__YOUR ASSIGNMENT__
Every line below that mentions the word "strains" should be copied out.

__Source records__

_ _ _ _ _

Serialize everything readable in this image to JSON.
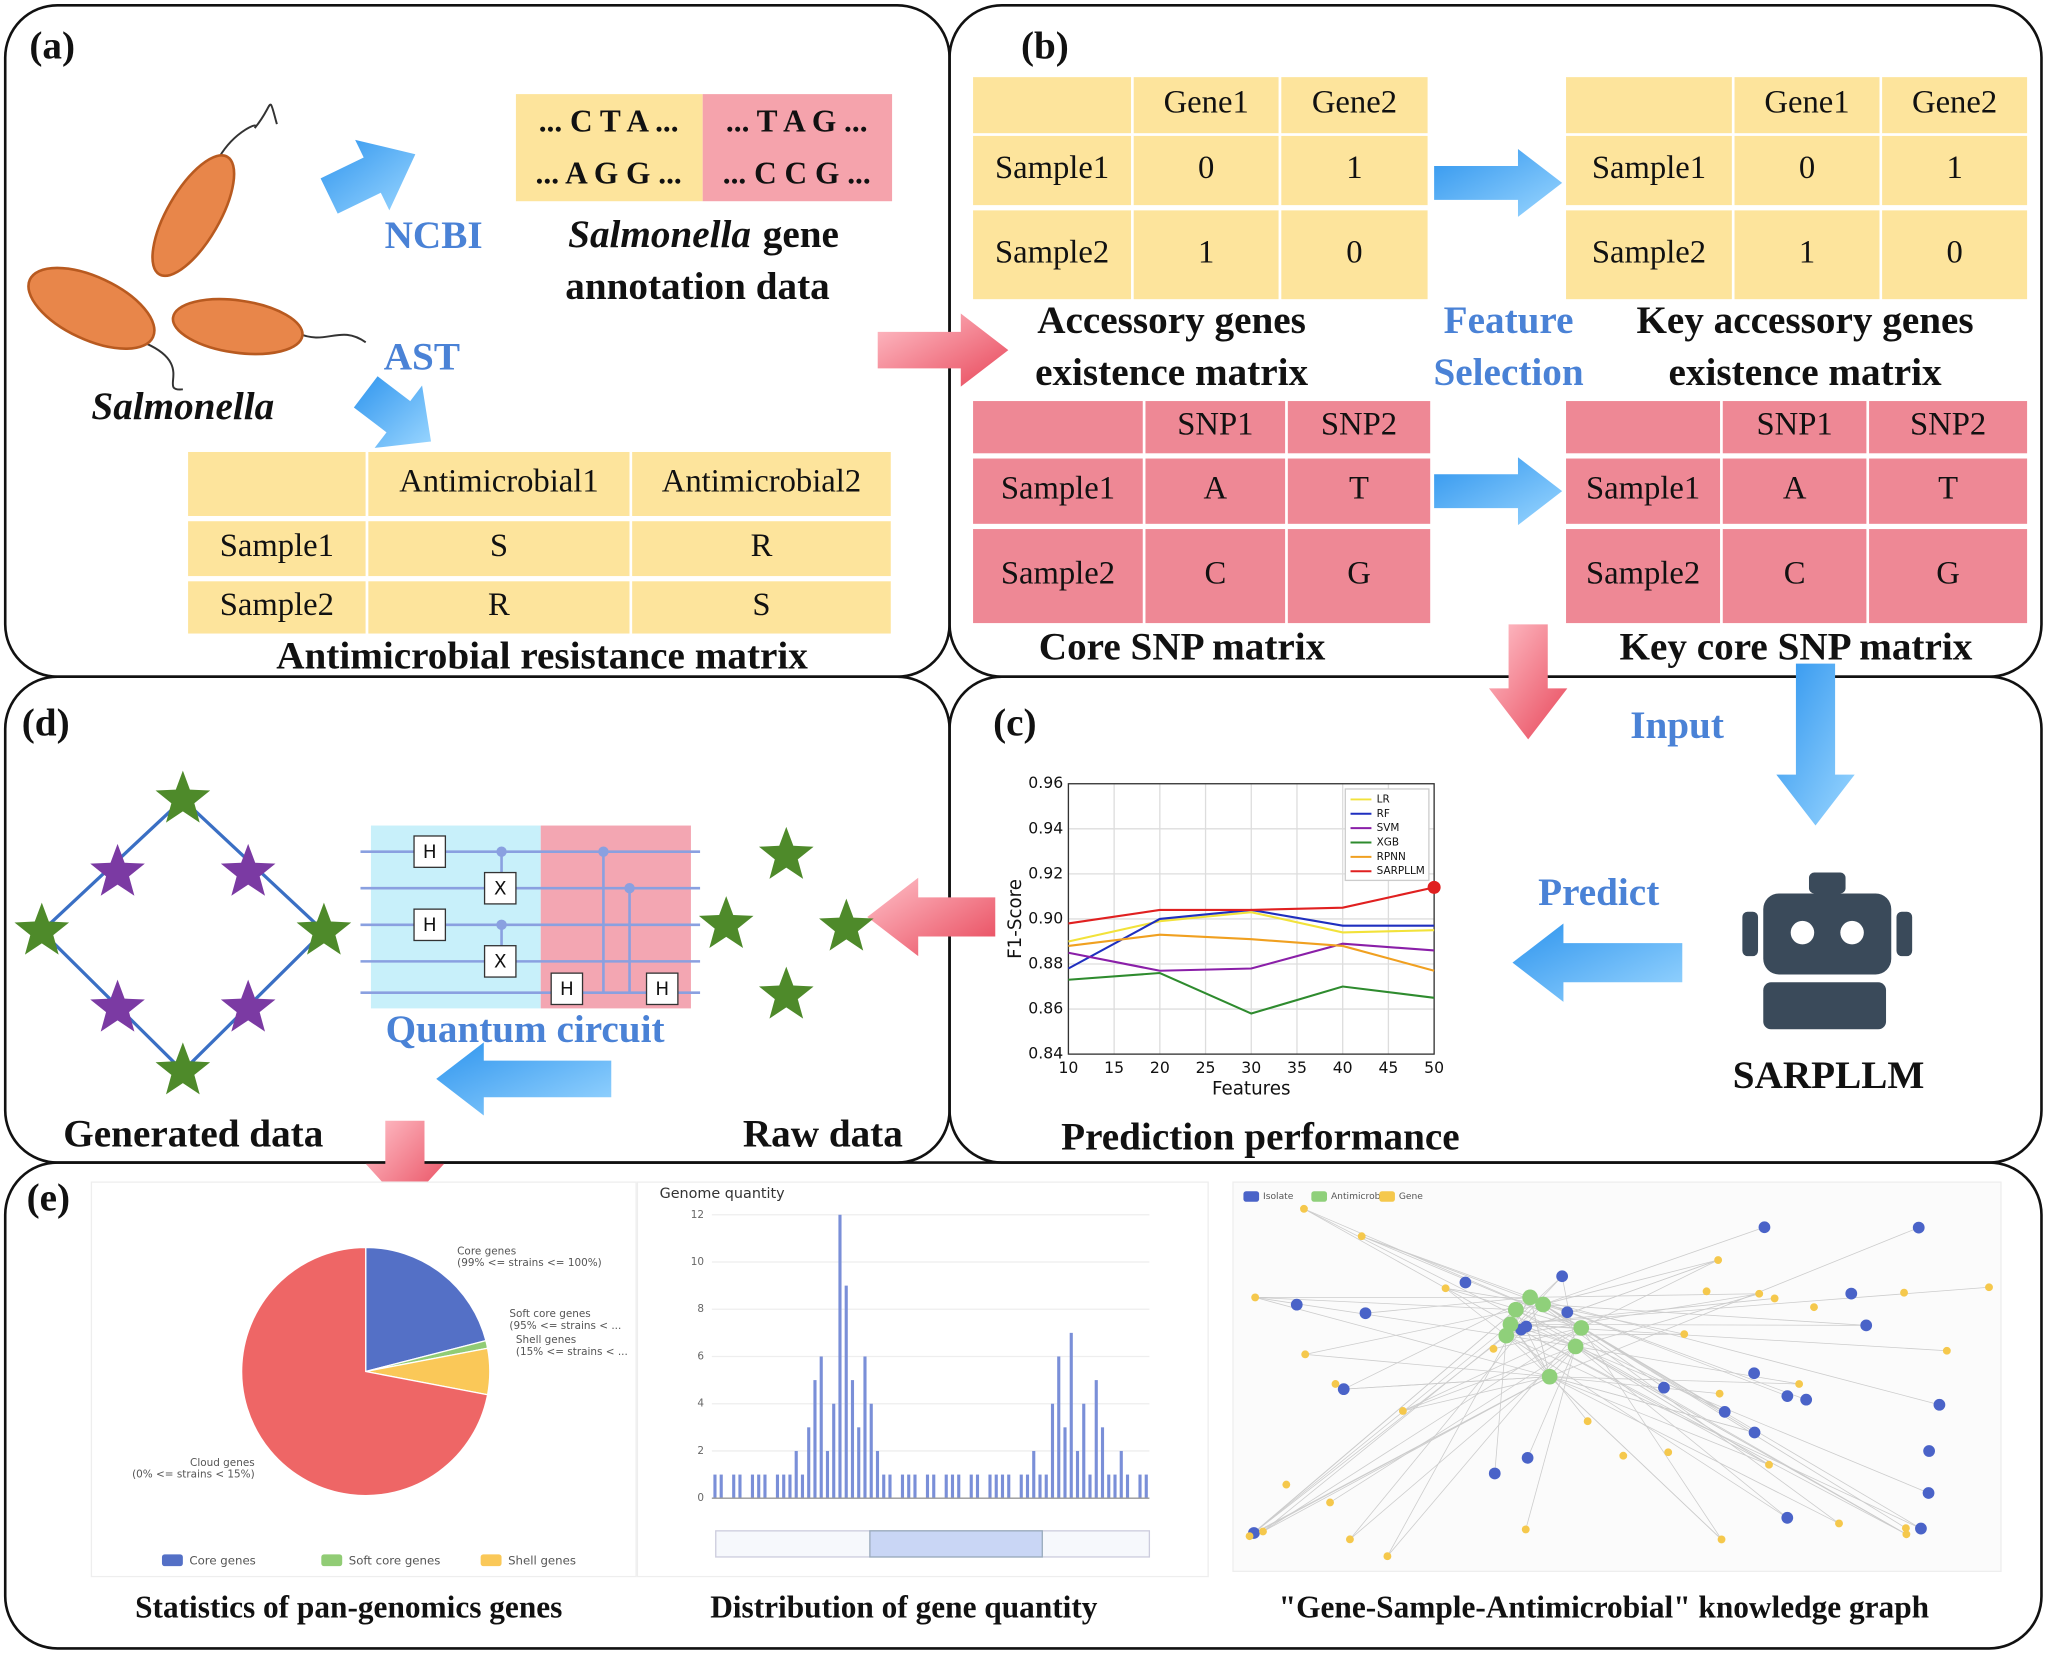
{
  "panel_a": {
    "label": "(a)",
    "organism": "Salmonella",
    "source_labels": [
      "NCBI",
      "AST"
    ],
    "sequences": [
      [
        "... C T A ...",
        "... T A G ..."
      ],
      [
        "... A G G ...",
        "... C C G ..."
      ]
    ],
    "annotation": {
      "organism": "Salmonella",
      "line1": "gene",
      "line2": "annotation data"
    },
    "resistance_table": {
      "columns": [
        "Antimicrobial1",
        "Antimicrobial2"
      ],
      "rows": [
        [
          "Sample1",
          "S",
          "R"
        ],
        [
          "Sample2",
          "R",
          "S"
        ]
      ],
      "caption": "Antimicrobial resistance matrix"
    }
  },
  "panel_b": {
    "label": "(b)",
    "accessory_table": {
      "columns": [
        "Gene1",
        "Gene2"
      ],
      "rows": [
        [
          "Sample1",
          0,
          1
        ],
        [
          "Sample2",
          1,
          0
        ]
      ],
      "caption": [
        "Accessory genes",
        "existence matrix"
      ]
    },
    "key_accessory_table": {
      "columns": [
        "Gene1",
        "Gene2"
      ],
      "rows": [
        [
          "Sample1",
          0,
          1
        ],
        [
          "Sample2",
          1,
          0
        ]
      ],
      "caption": [
        "Key accessory genes",
        "existence matrix"
      ]
    },
    "feature_selection": [
      "Feature",
      "Selection"
    ],
    "snp_table": {
      "columns": [
        "SNP1",
        "SNP2"
      ],
      "rows": [
        [
          "Sample1",
          "A",
          "T"
        ],
        [
          "Sample2",
          "C",
          "G"
        ]
      ],
      "caption": [
        "Core SNP matrix"
      ]
    },
    "key_snp_table": {
      "columns": [
        "SNP1",
        "SNP2"
      ],
      "rows": [
        [
          "Sample1",
          "A",
          "T"
        ],
        [
          "Sample2",
          "C",
          "G"
        ]
      ],
      "caption": [
        "Key core SNP matrix"
      ]
    }
  },
  "panel_c": {
    "label": "(c)",
    "input_label": "Input",
    "predict_label": "Predict",
    "model": "SARPLLM",
    "caption": "Prediction performance",
    "chart_data": {
      "type": "line",
      "x_label": "Features",
      "y_label": "F1-Score",
      "x": [
        10,
        20,
        30,
        40,
        50
      ],
      "xlim": [
        10,
        50
      ],
      "xticks": [
        10,
        15,
        20,
        25,
        30,
        35,
        40,
        45,
        50
      ],
      "ylim": [
        0.84,
        0.96
      ],
      "yticks": [
        0.84,
        0.86,
        0.88,
        {
          "value": 0.9,
          "label": "0.90"
        },
        0.92,
        0.94,
        0.96
      ],
      "grid": true,
      "legend": "upper right",
      "series": [
        {
          "name": "LR",
          "color": "#f2e23a",
          "values": [
            0.89,
            0.899,
            0.903,
            0.894,
            0.895
          ]
        },
        {
          "name": "RF",
          "color": "#1f2fbf",
          "values": [
            0.878,
            0.9,
            0.904,
            0.897,
            0.897
          ]
        },
        {
          "name": "SVM",
          "color": "#8a1fa8",
          "values": [
            0.885,
            0.877,
            0.878,
            0.889,
            0.886
          ]
        },
        {
          "name": "XGB",
          "color": "#2e8b2e",
          "values": [
            0.873,
            0.876,
            0.858,
            0.87,
            0.865
          ]
        },
        {
          "name": "RPNN",
          "color": "#f0a020",
          "values": [
            0.888,
            0.893,
            0.891,
            0.888,
            0.877
          ]
        },
        {
          "name": "SARPLLM",
          "color": "#e02020",
          "values": [
            0.898,
            0.904,
            0.904,
            0.905,
            0.914
          ]
        }
      ]
    }
  },
  "panel_d": {
    "label": "(d)",
    "circuit_label": "Quantum circuit",
    "gates": [
      "H",
      "X",
      "H",
      "X",
      "H",
      "H"
    ],
    "generated_label": "Generated data",
    "raw_label": "Raw data"
  },
  "panel_e": {
    "label": "(e)",
    "pie": {
      "type": "pie",
      "categories": [
        "Core genes",
        "Soft core genes",
        "Shell genes",
        "Cloud genes"
      ],
      "values": [
        21,
        1,
        6,
        72
      ],
      "colors": [
        "#5470c6",
        "#91cc75",
        "#fac858",
        "#ee6666"
      ],
      "labels": [
        [
          "Core genes",
          "(99% <= strains <= 100%)"
        ],
        [
          "Soft core genes",
          "(95% <= strains < ..."
        ],
        [
          "Shell genes",
          "(15% <= strains < ..."
        ],
        [
          "Cloud genes",
          "(0% <= strains < 15%)"
        ]
      ],
      "caption": "Statistics of pan-genomics genes"
    },
    "histogram": {
      "type": "bar",
      "title": "Genome quantity",
      "color": "#7a8fd8",
      "ylim": [
        0,
        12
      ],
      "yticks": [
        0,
        2,
        4,
        6,
        8,
        10,
        12
      ],
      "values": [
        1,
        1,
        0,
        1,
        1,
        0,
        1,
        1,
        1,
        0,
        1,
        1,
        1,
        2,
        1,
        3,
        5,
        6,
        2,
        4,
        12,
        9,
        5,
        3,
        6,
        4,
        2,
        1,
        1,
        0,
        1,
        1,
        1,
        0,
        1,
        1,
        0,
        1,
        1,
        1,
        0,
        1,
        1,
        0,
        1,
        1,
        1,
        1,
        0,
        1,
        1,
        2,
        1,
        1,
        4,
        6,
        3,
        7,
        2,
        4,
        1,
        5,
        3,
        1,
        1,
        2,
        1,
        0,
        1,
        1
      ],
      "caption": "Distribution of  gene quantity"
    },
    "graph": {
      "legend": [
        "Isolate",
        "Antimicrobial",
        "Gene"
      ],
      "colors": [
        "#4a63c8",
        "#8fd07a",
        "#f5c84c"
      ],
      "caption": "\"Gene-Sample-Antimicrobial\" knowledge graph"
    }
  }
}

_ _ _ _ _

__EXERCISE RESULT__
          "(99% <= strains <= 100%)"
          "(95% <= strains < ..."
          "(15% <= strains < ..."
          "(0% <= strains < 15%)"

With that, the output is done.